■ **SET PROBLEM**:
Work out how many lines of the listing hold "calls", then state only that count.

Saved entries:
------------------------------------------------

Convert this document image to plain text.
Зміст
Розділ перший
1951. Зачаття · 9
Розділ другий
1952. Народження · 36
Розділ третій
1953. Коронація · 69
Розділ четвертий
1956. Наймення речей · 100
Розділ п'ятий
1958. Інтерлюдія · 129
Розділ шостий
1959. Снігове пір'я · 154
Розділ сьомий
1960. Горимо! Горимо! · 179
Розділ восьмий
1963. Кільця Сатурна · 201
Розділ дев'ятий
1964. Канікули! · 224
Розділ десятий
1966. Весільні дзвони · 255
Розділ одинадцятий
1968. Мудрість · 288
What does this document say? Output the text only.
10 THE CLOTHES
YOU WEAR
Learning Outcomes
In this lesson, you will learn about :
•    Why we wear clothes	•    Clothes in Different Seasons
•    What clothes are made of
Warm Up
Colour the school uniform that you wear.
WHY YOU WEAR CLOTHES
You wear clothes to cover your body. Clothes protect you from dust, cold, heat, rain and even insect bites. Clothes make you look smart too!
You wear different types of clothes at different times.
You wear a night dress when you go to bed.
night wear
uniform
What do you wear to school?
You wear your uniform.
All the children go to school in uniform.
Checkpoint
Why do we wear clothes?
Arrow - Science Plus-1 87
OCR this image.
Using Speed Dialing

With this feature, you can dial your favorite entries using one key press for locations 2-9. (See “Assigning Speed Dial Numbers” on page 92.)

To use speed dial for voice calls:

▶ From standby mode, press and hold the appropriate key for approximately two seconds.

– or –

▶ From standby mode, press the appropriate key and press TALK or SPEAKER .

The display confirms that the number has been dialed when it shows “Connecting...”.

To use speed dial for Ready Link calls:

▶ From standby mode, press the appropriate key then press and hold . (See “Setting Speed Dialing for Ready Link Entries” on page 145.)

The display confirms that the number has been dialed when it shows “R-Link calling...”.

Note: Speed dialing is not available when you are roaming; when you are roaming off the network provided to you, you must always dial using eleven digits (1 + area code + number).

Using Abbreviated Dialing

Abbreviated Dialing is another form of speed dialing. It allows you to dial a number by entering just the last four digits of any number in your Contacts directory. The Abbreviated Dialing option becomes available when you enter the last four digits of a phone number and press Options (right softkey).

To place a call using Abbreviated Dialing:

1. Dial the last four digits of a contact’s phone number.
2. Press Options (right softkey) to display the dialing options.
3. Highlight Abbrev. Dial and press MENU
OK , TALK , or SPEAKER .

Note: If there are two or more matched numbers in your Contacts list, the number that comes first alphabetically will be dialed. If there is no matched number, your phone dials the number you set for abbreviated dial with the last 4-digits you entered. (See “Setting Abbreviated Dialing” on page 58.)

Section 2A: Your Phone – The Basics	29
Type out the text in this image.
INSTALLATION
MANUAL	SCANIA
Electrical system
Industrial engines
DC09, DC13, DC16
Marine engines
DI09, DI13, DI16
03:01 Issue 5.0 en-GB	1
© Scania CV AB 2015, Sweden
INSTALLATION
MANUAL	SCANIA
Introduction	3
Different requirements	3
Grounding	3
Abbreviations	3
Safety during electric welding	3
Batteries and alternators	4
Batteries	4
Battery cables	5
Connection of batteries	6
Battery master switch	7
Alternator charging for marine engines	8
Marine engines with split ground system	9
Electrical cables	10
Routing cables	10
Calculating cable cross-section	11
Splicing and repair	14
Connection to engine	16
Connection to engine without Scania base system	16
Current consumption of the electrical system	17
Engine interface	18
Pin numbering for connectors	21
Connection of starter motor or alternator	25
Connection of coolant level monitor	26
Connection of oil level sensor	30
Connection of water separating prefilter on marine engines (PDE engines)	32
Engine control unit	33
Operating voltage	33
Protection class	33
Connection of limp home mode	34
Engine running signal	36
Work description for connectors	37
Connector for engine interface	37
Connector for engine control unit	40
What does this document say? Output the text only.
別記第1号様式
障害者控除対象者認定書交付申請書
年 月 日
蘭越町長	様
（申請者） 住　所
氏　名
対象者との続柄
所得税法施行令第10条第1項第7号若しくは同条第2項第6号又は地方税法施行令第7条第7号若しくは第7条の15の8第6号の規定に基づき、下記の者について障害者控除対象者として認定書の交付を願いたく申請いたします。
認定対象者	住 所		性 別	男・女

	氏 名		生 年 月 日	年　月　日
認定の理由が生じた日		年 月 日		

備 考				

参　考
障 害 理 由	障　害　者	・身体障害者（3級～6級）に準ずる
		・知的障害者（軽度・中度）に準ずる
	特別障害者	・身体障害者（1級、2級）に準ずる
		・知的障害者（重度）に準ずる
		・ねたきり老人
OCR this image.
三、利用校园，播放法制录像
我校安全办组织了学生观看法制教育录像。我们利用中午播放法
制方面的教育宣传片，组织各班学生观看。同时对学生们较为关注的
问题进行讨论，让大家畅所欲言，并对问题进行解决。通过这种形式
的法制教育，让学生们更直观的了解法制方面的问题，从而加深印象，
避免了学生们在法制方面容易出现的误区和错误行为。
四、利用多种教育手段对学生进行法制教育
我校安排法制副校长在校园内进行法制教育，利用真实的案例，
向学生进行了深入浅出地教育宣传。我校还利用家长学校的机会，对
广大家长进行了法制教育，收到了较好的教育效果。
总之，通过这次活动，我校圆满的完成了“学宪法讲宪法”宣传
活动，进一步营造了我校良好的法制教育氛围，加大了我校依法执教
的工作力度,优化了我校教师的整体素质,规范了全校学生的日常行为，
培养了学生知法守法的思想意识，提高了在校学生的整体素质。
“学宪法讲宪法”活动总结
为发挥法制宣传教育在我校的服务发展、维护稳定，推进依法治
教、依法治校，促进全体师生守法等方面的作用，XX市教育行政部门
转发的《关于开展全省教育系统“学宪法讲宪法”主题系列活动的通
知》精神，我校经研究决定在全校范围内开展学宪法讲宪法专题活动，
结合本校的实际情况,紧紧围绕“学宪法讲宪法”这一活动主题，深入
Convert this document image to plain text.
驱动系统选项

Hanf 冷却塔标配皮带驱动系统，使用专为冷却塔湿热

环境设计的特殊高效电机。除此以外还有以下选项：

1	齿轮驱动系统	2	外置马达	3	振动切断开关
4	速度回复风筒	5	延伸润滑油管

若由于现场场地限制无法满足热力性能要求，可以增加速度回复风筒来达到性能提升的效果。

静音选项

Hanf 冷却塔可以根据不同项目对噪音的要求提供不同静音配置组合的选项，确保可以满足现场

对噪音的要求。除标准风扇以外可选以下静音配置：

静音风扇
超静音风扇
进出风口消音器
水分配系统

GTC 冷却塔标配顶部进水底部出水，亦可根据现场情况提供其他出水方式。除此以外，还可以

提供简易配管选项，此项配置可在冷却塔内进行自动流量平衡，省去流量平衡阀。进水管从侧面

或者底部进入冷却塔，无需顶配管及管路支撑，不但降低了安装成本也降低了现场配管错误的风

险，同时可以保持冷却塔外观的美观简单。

------------------------------------------------

■ **SOLUTION BELOW**:
2